─── PROVIDED RECORDS ───

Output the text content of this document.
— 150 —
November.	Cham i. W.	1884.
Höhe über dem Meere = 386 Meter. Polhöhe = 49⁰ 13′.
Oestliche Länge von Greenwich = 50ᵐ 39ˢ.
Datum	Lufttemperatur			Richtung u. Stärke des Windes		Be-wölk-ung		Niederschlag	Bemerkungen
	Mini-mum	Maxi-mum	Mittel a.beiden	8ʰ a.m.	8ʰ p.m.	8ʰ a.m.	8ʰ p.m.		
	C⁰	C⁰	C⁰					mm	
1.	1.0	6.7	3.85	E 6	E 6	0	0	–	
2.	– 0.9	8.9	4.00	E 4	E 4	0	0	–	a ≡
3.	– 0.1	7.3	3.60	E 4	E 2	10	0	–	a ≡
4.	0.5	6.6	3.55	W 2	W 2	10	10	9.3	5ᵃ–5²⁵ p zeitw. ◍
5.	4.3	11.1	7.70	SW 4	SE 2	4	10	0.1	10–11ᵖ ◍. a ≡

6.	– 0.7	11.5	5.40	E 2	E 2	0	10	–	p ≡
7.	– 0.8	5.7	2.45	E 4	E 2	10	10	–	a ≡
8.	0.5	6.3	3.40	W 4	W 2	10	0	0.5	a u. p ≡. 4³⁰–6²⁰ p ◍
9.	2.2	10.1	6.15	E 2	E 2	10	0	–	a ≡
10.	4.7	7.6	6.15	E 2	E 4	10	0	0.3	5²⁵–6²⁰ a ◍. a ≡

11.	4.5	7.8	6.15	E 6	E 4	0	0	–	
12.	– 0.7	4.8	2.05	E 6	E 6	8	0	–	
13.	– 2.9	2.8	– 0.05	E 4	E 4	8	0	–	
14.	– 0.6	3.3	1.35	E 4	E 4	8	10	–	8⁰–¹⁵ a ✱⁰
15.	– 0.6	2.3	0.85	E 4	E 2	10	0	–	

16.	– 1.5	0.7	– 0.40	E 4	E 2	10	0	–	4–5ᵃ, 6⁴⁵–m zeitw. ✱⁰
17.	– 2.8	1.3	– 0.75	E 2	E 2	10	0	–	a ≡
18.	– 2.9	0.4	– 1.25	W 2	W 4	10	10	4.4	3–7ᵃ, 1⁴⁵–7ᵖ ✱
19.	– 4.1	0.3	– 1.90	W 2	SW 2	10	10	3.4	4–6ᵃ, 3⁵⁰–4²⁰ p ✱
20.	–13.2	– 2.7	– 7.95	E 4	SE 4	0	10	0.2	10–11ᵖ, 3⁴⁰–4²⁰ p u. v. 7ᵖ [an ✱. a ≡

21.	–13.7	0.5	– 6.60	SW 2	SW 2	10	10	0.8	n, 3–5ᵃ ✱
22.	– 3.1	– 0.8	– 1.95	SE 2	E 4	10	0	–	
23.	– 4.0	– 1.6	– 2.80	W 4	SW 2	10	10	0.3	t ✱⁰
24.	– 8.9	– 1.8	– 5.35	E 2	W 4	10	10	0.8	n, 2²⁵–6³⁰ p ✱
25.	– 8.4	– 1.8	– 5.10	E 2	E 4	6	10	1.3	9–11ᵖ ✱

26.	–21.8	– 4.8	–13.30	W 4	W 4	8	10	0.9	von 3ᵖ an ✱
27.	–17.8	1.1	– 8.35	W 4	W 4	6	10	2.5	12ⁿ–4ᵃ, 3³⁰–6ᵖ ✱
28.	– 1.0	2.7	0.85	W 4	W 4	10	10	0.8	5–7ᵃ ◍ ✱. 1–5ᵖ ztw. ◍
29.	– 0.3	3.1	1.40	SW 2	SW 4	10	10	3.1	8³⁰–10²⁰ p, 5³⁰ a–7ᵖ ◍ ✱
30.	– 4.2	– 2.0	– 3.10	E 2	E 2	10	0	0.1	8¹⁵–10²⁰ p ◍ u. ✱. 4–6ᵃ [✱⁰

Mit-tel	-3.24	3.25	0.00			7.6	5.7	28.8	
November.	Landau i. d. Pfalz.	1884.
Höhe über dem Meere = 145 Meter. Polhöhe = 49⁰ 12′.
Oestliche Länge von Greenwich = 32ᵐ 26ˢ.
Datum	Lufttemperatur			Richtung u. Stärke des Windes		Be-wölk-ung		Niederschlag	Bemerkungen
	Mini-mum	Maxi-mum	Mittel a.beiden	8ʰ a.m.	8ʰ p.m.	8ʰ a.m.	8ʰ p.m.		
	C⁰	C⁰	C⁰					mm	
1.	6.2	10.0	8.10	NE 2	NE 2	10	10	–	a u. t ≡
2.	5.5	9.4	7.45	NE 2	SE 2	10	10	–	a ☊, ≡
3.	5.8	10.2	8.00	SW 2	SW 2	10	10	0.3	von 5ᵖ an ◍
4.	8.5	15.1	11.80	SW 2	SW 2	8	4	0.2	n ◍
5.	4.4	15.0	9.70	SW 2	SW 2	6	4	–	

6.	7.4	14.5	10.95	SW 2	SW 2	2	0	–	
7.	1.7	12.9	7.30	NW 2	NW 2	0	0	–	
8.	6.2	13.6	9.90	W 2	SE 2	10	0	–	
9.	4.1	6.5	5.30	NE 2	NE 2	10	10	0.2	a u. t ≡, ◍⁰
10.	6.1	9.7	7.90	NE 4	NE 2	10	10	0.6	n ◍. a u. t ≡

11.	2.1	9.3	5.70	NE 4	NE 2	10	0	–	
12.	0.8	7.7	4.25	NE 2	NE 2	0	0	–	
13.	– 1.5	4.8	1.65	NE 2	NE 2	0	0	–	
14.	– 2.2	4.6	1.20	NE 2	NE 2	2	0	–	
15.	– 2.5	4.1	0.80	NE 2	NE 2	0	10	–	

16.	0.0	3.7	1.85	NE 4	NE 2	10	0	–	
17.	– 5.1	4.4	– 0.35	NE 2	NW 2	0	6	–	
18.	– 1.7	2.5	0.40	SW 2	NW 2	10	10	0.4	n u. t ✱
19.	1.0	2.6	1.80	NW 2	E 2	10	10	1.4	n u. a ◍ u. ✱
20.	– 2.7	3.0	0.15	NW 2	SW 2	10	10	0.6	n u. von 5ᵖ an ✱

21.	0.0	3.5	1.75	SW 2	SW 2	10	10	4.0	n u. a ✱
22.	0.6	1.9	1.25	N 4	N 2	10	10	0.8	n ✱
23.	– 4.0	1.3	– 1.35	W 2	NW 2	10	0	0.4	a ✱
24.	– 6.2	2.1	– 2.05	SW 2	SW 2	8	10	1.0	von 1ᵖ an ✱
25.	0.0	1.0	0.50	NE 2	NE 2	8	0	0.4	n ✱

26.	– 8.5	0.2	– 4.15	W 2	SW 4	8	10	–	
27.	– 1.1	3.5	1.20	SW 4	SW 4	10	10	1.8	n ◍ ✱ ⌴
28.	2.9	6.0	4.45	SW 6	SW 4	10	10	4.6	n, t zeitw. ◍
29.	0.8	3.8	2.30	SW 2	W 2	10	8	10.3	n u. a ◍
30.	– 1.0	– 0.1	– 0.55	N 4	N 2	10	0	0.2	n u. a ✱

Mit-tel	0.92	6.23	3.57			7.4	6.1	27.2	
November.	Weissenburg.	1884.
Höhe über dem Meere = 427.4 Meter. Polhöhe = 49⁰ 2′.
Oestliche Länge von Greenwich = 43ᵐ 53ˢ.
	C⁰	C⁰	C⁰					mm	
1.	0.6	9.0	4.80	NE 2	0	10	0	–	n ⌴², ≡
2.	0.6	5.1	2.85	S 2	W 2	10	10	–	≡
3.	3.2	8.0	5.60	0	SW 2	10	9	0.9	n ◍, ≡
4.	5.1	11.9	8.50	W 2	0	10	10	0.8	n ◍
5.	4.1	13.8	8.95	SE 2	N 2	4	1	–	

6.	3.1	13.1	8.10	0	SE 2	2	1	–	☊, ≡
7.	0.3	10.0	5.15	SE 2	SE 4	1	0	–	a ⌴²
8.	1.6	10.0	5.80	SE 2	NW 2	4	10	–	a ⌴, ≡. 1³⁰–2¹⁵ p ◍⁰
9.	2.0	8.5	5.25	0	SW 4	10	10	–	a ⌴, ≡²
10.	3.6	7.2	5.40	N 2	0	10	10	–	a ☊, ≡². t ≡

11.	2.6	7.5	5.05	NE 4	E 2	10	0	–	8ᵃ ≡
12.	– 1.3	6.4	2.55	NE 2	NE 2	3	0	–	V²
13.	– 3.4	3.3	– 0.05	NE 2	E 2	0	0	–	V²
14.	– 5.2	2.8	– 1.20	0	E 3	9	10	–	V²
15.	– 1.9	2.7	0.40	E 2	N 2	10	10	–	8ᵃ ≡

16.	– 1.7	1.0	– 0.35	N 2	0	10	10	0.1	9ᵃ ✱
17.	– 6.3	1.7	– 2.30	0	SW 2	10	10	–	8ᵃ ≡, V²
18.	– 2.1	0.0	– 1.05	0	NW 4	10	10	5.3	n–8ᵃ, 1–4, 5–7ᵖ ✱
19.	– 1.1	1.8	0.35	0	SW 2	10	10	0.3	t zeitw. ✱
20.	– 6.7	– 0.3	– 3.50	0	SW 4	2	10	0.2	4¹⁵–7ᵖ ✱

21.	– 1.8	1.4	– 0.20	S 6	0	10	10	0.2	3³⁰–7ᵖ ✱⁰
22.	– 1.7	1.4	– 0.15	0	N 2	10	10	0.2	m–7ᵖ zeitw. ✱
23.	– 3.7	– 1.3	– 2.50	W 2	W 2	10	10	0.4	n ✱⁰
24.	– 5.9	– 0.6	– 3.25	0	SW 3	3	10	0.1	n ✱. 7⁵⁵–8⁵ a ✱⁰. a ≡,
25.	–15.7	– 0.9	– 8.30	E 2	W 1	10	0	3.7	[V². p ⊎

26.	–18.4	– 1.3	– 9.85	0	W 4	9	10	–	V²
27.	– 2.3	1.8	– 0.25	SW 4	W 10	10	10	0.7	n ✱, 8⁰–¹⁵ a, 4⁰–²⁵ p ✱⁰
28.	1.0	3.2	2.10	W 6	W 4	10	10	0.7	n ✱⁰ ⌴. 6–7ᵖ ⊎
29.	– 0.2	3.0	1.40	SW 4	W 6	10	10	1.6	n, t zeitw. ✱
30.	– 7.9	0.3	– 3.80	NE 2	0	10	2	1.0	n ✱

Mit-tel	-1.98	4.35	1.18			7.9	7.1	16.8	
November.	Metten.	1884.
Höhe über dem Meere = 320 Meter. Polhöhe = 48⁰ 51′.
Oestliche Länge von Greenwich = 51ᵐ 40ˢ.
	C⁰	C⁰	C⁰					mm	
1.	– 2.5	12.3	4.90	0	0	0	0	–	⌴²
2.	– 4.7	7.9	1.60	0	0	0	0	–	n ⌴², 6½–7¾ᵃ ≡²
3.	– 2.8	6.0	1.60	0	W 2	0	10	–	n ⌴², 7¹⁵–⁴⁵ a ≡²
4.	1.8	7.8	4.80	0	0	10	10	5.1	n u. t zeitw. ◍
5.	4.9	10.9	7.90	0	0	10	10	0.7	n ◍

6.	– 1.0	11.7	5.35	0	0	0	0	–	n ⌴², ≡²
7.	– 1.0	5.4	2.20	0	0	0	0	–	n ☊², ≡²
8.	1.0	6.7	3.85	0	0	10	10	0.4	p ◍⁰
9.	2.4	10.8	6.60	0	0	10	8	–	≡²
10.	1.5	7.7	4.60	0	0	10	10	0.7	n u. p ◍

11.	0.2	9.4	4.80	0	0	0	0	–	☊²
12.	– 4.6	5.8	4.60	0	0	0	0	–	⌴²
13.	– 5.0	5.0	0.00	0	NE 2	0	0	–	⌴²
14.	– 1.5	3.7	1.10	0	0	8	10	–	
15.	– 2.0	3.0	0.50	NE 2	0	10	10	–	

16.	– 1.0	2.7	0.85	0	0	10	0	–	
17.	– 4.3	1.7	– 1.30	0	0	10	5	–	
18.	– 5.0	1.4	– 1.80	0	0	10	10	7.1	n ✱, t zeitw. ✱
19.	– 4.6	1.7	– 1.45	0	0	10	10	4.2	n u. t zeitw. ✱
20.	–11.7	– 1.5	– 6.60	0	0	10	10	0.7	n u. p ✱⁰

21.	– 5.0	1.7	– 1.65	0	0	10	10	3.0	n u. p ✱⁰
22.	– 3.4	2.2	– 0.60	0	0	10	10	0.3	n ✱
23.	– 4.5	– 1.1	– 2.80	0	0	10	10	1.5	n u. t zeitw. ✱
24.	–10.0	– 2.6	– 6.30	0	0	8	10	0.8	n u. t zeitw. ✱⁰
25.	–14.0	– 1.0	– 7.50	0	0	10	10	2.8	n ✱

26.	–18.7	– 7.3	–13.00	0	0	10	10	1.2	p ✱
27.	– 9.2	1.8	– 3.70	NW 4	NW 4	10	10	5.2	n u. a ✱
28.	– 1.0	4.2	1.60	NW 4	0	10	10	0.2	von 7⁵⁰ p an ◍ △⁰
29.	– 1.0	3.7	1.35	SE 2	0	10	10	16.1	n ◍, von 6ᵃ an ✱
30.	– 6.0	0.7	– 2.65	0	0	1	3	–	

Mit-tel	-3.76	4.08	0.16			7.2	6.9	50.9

───

WORK TO COMPLETE =>
Calculate how many lines of the material include the string "Polhöhe", and state that number by itself.

COMPLETE RESPONSE =>
4